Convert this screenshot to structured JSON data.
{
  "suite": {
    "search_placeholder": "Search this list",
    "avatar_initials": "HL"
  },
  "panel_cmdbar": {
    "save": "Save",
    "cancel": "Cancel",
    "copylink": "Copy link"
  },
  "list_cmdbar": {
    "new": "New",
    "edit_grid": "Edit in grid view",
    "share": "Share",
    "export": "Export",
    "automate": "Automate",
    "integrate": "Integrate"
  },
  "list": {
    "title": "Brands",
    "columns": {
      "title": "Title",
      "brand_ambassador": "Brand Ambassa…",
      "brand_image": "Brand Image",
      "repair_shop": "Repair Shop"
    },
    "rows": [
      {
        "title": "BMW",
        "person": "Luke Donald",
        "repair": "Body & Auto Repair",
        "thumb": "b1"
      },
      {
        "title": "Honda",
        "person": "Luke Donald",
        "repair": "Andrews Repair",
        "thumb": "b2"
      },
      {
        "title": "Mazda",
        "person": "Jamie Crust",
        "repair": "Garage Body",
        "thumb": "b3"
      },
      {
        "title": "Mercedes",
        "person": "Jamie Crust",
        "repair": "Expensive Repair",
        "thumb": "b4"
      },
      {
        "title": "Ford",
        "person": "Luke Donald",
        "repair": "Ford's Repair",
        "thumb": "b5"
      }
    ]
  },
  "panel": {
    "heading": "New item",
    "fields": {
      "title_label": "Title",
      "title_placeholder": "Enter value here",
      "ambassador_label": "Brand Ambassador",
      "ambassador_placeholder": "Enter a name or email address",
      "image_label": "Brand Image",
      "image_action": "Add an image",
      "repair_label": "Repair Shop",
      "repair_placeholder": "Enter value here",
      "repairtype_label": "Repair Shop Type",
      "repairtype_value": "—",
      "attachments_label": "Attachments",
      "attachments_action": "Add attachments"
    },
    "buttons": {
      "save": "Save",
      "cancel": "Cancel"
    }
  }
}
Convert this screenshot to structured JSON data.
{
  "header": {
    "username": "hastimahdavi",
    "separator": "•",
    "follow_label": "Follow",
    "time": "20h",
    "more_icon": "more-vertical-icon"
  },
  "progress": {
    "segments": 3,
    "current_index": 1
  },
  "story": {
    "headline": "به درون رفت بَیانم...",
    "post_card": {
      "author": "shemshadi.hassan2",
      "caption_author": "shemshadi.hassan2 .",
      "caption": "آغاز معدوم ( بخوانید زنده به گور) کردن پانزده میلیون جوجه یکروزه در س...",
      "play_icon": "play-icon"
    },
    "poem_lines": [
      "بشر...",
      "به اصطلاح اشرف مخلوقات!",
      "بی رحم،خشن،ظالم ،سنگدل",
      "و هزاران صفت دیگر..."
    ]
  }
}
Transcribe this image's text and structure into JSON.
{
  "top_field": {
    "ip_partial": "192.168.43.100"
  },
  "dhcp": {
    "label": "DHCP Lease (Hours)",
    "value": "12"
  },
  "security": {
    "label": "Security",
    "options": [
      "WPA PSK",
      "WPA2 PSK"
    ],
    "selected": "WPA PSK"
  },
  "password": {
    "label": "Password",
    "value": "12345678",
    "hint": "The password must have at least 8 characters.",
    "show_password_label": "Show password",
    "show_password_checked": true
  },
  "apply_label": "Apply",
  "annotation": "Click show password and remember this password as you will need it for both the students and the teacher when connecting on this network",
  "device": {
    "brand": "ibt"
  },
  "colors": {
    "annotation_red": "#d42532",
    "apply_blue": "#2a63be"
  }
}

--*--

SHORT PROBLEM: Show every line from the entries above in which "thumb" appears.

COMPLETE RESPONSE:
        "thumb": "b1"
        "thumb": "b2"
        "thumb": "b3"
        "thumb": "b4"
        "thumb": "b5"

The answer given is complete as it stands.